*Extracted information:*
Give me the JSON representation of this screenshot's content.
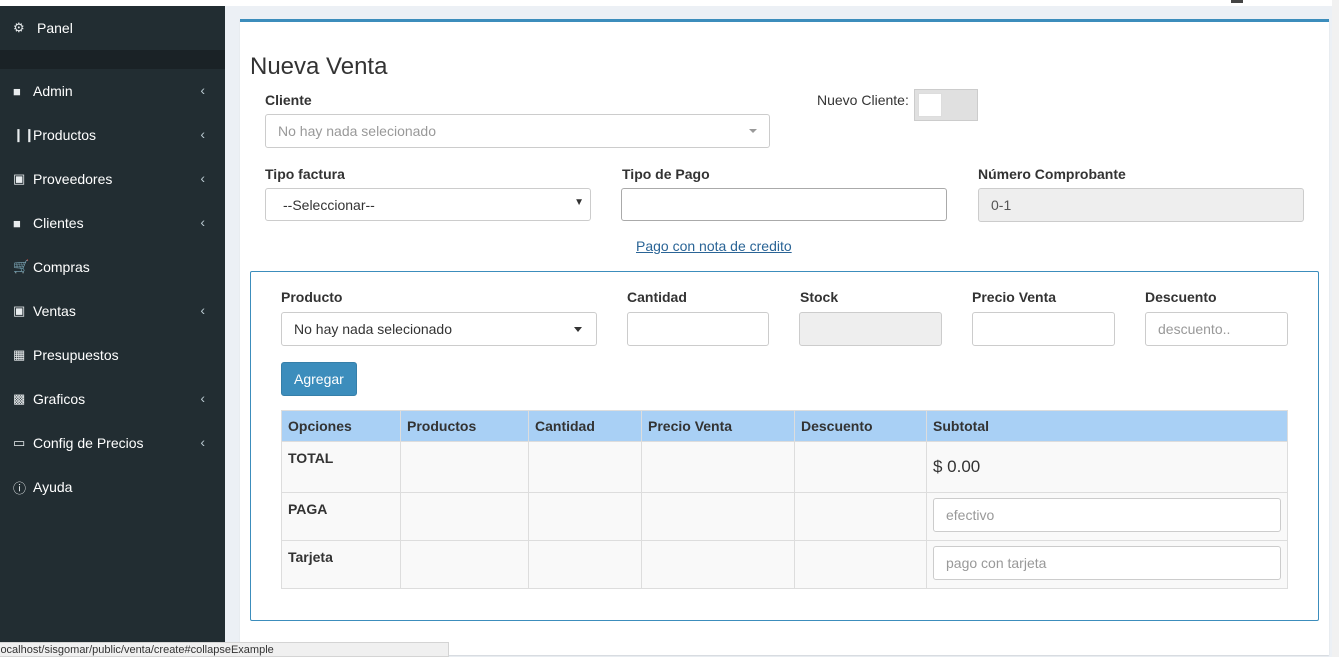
{
  "sidebar": {
    "panel_label": "Panel",
    "items": [
      {
        "label": "Admin",
        "icon": "folder-icon",
        "has_chevron": true
      },
      {
        "label": "Productos",
        "icon": "barcode-icon",
        "has_chevron": true
      },
      {
        "label": "Proveedores",
        "icon": "truck-icon",
        "has_chevron": true
      },
      {
        "label": "Clientes",
        "icon": "folder-icon",
        "has_chevron": true
      },
      {
        "label": "Compras",
        "icon": "shopping-cart-icon",
        "has_chevron": false
      },
      {
        "label": "Ventas",
        "icon": "money-icon",
        "has_chevron": true
      },
      {
        "label": "Presupuestos",
        "icon": "calculator-icon",
        "has_chevron": false
      },
      {
        "label": "Graficos",
        "icon": "bar-chart-icon",
        "has_chevron": true
      },
      {
        "label": "Config de Precios",
        "icon": "laptop-icon",
        "has_chevron": true
      },
      {
        "label": "Ayuda",
        "icon": "info-circle-icon",
        "has_chevron": false
      }
    ]
  },
  "main": {
    "title": "Nueva Venta",
    "cliente": {
      "label": "Cliente",
      "placeholder": "No hay nada selecionado"
    },
    "nuevo_cliente": {
      "label": "Nuevo Cliente:",
      "checked": false
    },
    "tipo_factura": {
      "label": "Tipo factura",
      "value": "--Seleccionar--"
    },
    "tipo_pago": {
      "label": "Tipo de Pago",
      "value": ""
    },
    "numero_comprobante": {
      "label": "Número Comprobante",
      "value": "0-1"
    },
    "nota_credito_link": "Pago con nota de credito"
  },
  "detalle": {
    "producto": {
      "label": "Producto",
      "value": "No hay nada selecionado"
    },
    "cantidad": {
      "label": "Cantidad",
      "value": ""
    },
    "stock": {
      "label": "Stock",
      "value": ""
    },
    "precio_venta": {
      "label": "Precio Venta",
      "value": ""
    },
    "descuento": {
      "label": "Descuento",
      "placeholder": "descuento.."
    },
    "agregar_label": "Agregar",
    "table": {
      "headers": [
        "Opciones",
        "Productos",
        "Cantidad",
        "Precio Venta",
        "Descuento",
        "Subtotal"
      ],
      "total_label": "TOTAL",
      "total_value": "$ 0.00",
      "paga_label": "PAGA",
      "paga_placeholder": "efectivo",
      "tarjeta_label": "Tarjeta",
      "tarjeta_placeholder": "pago con tarjeta"
    }
  },
  "statusbar": {
    "url": "localhost/sisgomar/public/venta/create#collapseExample"
  },
  "colors": {
    "sidebar_bg": "#222d32",
    "accent": "#3c8dbc",
    "table_header": "#a9d0f5"
  }
}
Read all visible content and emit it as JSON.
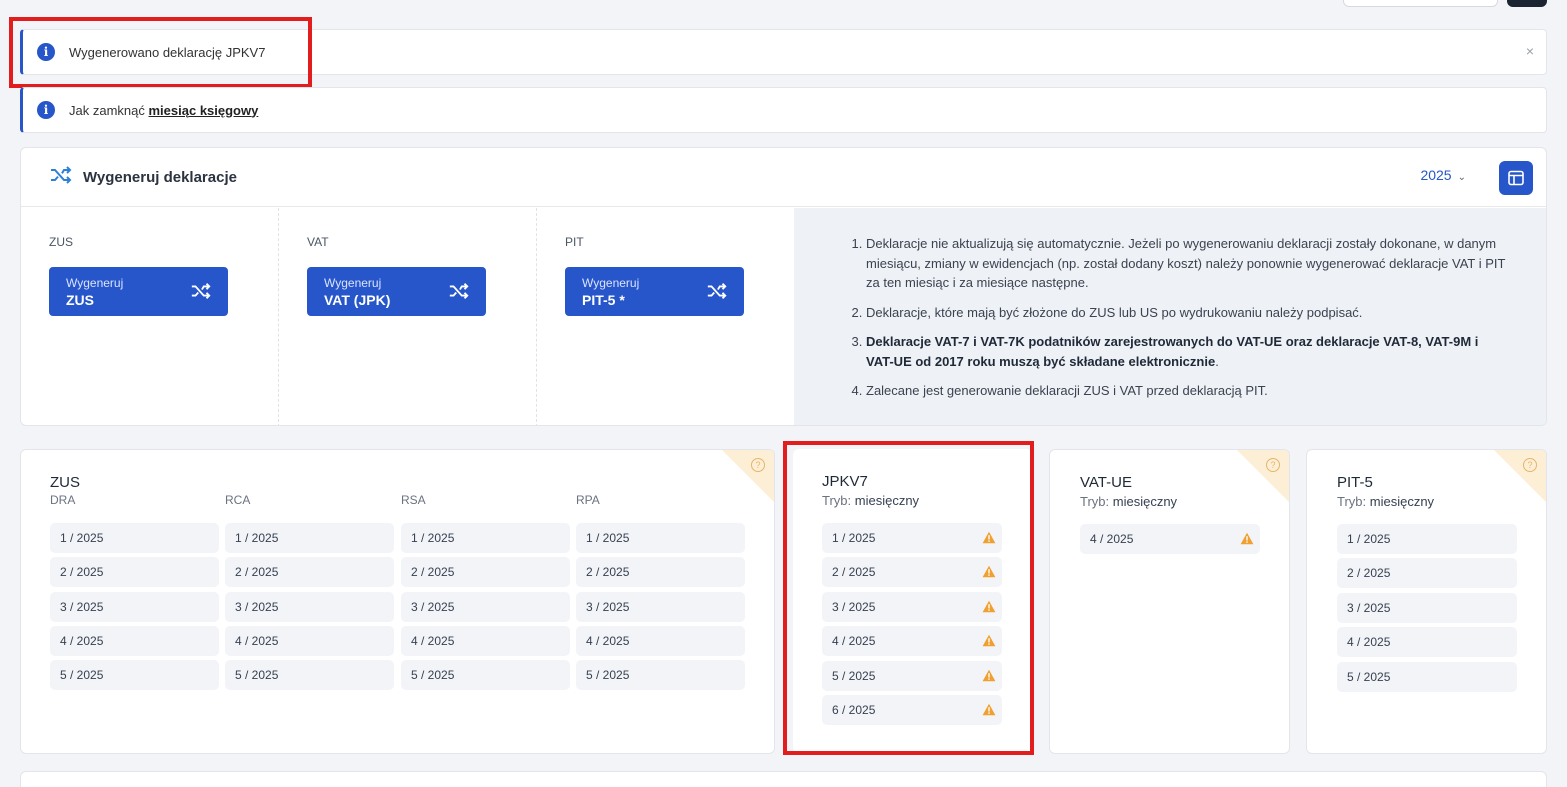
{
  "alerts": {
    "generated": "Wygenerowano deklarację JPKV7",
    "close": "×",
    "howto_prefix": "Jak zamknąć",
    "howto_link": "miesiąc księgowy"
  },
  "generate": {
    "title": "Wygeneruj deklaracje",
    "year": "2025",
    "year_chevron": "⌄",
    "columns": [
      {
        "label": "ZUS",
        "btn_small": "Wygeneruj",
        "btn_big": "ZUS"
      },
      {
        "label": "VAT",
        "btn_small": "Wygeneruj",
        "btn_big": "VAT (JPK)"
      },
      {
        "label": "PIT",
        "btn_small": "Wygeneruj",
        "btn_big": "PIT-5 *"
      }
    ],
    "notes": [
      "Deklaracje nie aktualizują się automatycznie. Jeżeli po wygenerowaniu deklaracji zostały dokonane, w danym miesiącu, zmiany w ewidencjach (np. został dodany koszt) należy ponownie wygenerować deklaracje VAT i PIT za ten miesiąc i za miesiące następne.",
      "Deklaracje, które mają być złożone do ZUS lub US po wydrukowaniu należy podpisać.",
      {
        "bold": "Deklaracje VAT-7 i VAT-7K podatników zarejestrowanych do VAT-UE oraz deklaracje VAT-8, VAT-9M i VAT-UE od 2017 roku muszą być składane elektronicznie",
        "tail": "."
      },
      "Zalecane jest generowanie deklaracji ZUS i VAT przed deklaracją PIT."
    ]
  },
  "cards": {
    "zus": {
      "title": "ZUS",
      "help": "?",
      "columns": [
        {
          "label": "DRA",
          "items": [
            "1 / 2025",
            "2 / 2025",
            "3 / 2025",
            "4 / 2025",
            "5 / 2025"
          ]
        },
        {
          "label": "RCA",
          "items": [
            "1 / 2025",
            "2 / 2025",
            "3 / 2025",
            "4 / 2025",
            "5 / 2025"
          ]
        },
        {
          "label": "RSA",
          "items": [
            "1 / 2025",
            "2 / 2025",
            "3 / 2025",
            "4 / 2025",
            "5 / 2025"
          ]
        },
        {
          "label": "RPA",
          "items": [
            "1 / 2025",
            "2 / 2025",
            "3 / 2025",
            "4 / 2025",
            "5 / 2025"
          ]
        }
      ]
    },
    "jpk": {
      "title": "JPKV7",
      "mode_label": "Tryb:",
      "mode_value": "miesięczny",
      "items": [
        "1 / 2025",
        "2 / 2025",
        "3 / 2025",
        "4 / 2025",
        "5 / 2025",
        "6 / 2025"
      ]
    },
    "vatue": {
      "title": "VAT-UE",
      "help": "?",
      "mode_label": "Tryb:",
      "mode_value": "miesięczny",
      "items": [
        "4 / 2025"
      ]
    },
    "pit": {
      "title": "PIT-5",
      "help": "?",
      "mode_label": "Tryb:",
      "mode_value": "miesięczny",
      "items": [
        "1 / 2025",
        "2 / 2025",
        "3 / 2025",
        "4 / 2025",
        "5 / 2025"
      ]
    }
  },
  "colors": {
    "accent": "#2656c9",
    "highlight": "#e11d1d",
    "warning": "#f0a030"
  }
}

*Brief:* Check each line of the records above for the word "title", then give the number of lines that have it, with no other words.

*Exercise answer:* 6